◆ Objective ◆
From the material below, list every line containing "Access".

◆ Extracted data ◆
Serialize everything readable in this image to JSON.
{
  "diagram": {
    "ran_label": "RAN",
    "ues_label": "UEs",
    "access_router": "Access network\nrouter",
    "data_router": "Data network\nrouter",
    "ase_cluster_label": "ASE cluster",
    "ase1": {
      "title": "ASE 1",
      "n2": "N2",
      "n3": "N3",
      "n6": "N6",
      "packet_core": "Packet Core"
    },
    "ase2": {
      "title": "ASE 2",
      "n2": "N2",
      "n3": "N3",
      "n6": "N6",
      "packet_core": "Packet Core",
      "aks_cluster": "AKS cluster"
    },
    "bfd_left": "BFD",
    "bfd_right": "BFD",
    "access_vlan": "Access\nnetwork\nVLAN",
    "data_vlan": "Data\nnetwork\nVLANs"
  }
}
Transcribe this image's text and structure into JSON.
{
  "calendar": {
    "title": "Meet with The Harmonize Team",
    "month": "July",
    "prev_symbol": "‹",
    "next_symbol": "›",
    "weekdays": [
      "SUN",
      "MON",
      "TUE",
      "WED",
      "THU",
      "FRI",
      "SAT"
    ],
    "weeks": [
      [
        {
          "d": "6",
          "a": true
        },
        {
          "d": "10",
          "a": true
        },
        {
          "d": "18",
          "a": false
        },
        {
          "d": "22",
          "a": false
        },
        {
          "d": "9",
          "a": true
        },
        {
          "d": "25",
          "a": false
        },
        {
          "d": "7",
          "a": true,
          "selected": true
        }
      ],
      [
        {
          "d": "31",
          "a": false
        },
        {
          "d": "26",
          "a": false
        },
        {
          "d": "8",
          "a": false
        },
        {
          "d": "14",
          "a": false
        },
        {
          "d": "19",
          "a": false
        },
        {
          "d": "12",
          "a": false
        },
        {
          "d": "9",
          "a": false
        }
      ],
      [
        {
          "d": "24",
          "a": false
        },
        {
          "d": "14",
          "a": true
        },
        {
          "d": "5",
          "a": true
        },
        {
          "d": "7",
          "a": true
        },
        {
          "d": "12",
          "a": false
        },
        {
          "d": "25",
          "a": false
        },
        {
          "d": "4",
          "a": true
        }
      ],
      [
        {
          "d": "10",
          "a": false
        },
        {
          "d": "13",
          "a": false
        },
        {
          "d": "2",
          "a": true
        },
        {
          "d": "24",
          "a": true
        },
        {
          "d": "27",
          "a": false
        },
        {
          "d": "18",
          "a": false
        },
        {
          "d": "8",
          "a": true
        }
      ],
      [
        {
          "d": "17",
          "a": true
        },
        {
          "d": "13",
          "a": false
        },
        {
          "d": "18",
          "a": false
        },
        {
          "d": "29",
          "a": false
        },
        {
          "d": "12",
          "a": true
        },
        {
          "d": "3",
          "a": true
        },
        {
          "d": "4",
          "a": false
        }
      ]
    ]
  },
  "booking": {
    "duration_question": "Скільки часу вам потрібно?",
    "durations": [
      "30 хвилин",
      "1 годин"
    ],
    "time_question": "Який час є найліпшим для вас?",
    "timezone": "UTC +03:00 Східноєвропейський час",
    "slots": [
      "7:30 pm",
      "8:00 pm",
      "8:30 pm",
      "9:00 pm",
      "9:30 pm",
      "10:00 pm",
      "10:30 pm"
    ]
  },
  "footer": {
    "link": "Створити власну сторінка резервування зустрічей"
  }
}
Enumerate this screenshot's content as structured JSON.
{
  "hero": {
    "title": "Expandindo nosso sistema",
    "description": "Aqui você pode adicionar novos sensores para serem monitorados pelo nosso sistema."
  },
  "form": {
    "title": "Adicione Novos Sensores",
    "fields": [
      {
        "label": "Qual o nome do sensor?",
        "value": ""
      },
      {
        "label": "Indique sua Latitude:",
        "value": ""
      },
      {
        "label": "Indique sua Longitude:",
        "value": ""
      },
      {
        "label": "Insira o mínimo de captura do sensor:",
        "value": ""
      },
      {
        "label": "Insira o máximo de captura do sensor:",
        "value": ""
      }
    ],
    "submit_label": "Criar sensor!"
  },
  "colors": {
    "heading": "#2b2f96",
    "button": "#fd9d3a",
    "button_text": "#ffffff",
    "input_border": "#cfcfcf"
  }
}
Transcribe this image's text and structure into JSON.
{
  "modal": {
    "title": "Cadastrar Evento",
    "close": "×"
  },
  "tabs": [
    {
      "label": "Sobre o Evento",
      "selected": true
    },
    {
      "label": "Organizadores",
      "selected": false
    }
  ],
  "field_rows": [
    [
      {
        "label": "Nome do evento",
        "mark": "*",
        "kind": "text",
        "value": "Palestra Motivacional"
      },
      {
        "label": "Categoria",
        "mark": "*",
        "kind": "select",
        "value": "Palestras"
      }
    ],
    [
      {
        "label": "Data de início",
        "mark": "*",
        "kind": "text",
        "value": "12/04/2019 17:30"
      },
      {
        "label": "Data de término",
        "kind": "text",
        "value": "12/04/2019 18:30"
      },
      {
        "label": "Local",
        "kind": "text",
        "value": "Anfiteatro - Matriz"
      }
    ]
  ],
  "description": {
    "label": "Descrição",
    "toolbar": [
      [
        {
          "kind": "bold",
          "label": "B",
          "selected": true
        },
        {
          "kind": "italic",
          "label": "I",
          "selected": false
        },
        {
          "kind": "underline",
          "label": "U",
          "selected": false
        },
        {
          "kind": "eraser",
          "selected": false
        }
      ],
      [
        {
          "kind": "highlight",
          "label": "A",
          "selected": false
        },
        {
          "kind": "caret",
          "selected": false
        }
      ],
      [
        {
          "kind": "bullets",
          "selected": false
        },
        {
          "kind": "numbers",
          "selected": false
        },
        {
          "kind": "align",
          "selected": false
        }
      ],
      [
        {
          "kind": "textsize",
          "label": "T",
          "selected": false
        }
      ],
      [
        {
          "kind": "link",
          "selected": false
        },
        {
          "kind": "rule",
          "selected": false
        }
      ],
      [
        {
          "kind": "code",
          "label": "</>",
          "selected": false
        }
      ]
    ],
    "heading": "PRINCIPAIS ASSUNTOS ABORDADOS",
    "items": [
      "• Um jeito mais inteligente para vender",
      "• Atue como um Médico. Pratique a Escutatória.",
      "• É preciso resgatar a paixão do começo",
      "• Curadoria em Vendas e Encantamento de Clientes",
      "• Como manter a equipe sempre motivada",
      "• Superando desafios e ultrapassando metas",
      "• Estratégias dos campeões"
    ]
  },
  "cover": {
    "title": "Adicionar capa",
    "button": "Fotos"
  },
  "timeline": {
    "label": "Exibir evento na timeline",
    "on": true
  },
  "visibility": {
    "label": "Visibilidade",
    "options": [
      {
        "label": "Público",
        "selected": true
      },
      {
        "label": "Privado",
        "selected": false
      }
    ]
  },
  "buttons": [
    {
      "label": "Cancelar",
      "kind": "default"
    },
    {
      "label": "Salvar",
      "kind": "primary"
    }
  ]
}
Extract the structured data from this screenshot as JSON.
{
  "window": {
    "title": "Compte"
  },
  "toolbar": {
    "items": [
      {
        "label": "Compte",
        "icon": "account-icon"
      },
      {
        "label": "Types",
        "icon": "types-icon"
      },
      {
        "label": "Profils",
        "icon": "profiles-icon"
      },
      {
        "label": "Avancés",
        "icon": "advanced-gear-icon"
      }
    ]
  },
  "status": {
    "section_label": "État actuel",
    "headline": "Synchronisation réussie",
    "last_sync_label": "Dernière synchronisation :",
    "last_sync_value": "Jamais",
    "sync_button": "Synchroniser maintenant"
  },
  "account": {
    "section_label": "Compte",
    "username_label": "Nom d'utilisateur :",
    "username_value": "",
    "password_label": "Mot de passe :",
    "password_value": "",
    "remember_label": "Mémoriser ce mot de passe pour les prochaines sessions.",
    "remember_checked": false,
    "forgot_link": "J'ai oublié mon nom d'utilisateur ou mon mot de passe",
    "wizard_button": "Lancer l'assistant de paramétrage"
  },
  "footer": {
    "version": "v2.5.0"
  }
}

◆ Answer below ◆
    "access_router": "Access network\nrouter",
    "access_vlan": "Access\nnetwork\nVLAN",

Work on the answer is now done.